Brief
Look through the data below. Show each line where the string "Auto" occurs.

Stored data entries
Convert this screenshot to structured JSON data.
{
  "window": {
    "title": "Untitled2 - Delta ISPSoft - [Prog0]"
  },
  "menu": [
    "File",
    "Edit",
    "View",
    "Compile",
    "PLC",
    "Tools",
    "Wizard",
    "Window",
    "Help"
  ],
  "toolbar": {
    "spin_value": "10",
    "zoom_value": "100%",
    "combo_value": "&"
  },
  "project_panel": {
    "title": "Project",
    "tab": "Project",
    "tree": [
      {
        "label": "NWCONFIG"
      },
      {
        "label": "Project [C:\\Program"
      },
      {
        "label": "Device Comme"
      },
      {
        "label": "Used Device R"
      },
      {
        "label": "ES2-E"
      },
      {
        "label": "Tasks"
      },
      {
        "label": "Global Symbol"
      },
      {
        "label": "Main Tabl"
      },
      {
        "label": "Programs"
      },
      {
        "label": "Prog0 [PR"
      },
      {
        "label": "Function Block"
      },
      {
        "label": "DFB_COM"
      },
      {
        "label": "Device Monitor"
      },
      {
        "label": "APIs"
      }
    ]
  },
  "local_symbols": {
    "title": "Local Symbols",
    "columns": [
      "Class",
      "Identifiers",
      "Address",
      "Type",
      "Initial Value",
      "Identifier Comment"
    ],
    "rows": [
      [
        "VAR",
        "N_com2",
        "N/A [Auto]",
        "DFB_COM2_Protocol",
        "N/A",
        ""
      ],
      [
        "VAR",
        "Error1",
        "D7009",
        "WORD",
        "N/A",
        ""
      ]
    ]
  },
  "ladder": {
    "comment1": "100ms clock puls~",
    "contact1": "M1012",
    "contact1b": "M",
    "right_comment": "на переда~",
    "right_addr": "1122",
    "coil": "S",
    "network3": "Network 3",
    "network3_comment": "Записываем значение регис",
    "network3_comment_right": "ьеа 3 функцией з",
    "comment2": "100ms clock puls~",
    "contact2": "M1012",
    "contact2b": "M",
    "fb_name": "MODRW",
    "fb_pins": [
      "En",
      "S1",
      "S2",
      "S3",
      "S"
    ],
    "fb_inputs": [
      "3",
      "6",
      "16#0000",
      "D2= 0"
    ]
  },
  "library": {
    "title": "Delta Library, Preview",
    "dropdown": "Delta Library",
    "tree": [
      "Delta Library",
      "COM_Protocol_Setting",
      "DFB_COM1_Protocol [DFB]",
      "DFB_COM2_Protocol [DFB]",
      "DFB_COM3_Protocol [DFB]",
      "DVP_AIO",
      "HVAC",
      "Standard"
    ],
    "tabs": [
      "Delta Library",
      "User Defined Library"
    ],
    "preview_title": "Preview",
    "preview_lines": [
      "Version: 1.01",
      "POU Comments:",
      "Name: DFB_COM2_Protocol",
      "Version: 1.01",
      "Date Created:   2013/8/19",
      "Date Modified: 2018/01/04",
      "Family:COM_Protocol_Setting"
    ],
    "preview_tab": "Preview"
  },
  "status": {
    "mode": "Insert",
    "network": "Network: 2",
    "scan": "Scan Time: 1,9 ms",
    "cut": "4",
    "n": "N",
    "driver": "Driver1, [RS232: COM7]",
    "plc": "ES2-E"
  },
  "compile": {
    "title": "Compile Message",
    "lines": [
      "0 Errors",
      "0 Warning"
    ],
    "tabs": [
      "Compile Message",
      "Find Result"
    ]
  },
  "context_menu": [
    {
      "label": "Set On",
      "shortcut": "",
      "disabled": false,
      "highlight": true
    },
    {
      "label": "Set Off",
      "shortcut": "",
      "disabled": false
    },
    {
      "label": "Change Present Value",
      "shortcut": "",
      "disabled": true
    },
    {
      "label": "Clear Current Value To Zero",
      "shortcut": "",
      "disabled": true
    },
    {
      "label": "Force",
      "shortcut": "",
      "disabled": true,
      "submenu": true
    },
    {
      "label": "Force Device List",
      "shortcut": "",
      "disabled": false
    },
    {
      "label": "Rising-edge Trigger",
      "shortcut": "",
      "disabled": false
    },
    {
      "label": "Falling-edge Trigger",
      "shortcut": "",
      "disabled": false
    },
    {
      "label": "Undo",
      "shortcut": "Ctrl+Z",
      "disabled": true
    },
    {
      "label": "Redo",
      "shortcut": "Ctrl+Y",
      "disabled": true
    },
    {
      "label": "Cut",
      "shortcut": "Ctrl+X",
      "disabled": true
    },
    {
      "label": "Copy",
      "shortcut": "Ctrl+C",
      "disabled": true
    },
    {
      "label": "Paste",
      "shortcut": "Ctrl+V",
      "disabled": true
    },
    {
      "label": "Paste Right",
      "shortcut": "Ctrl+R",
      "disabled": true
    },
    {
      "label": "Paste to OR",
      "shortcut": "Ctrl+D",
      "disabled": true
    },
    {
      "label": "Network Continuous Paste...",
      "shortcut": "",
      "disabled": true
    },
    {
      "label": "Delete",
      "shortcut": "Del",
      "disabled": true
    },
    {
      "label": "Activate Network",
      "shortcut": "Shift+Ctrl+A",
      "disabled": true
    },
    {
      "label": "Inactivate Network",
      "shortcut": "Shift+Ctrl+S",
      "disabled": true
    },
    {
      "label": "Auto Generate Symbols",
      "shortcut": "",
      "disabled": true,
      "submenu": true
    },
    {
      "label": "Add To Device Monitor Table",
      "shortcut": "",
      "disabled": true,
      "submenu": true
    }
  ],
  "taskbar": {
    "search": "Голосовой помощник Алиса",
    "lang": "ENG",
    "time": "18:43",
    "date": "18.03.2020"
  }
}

Response to this task
        "N/A [Auto]",
      "label": "Auto Generate Symbols",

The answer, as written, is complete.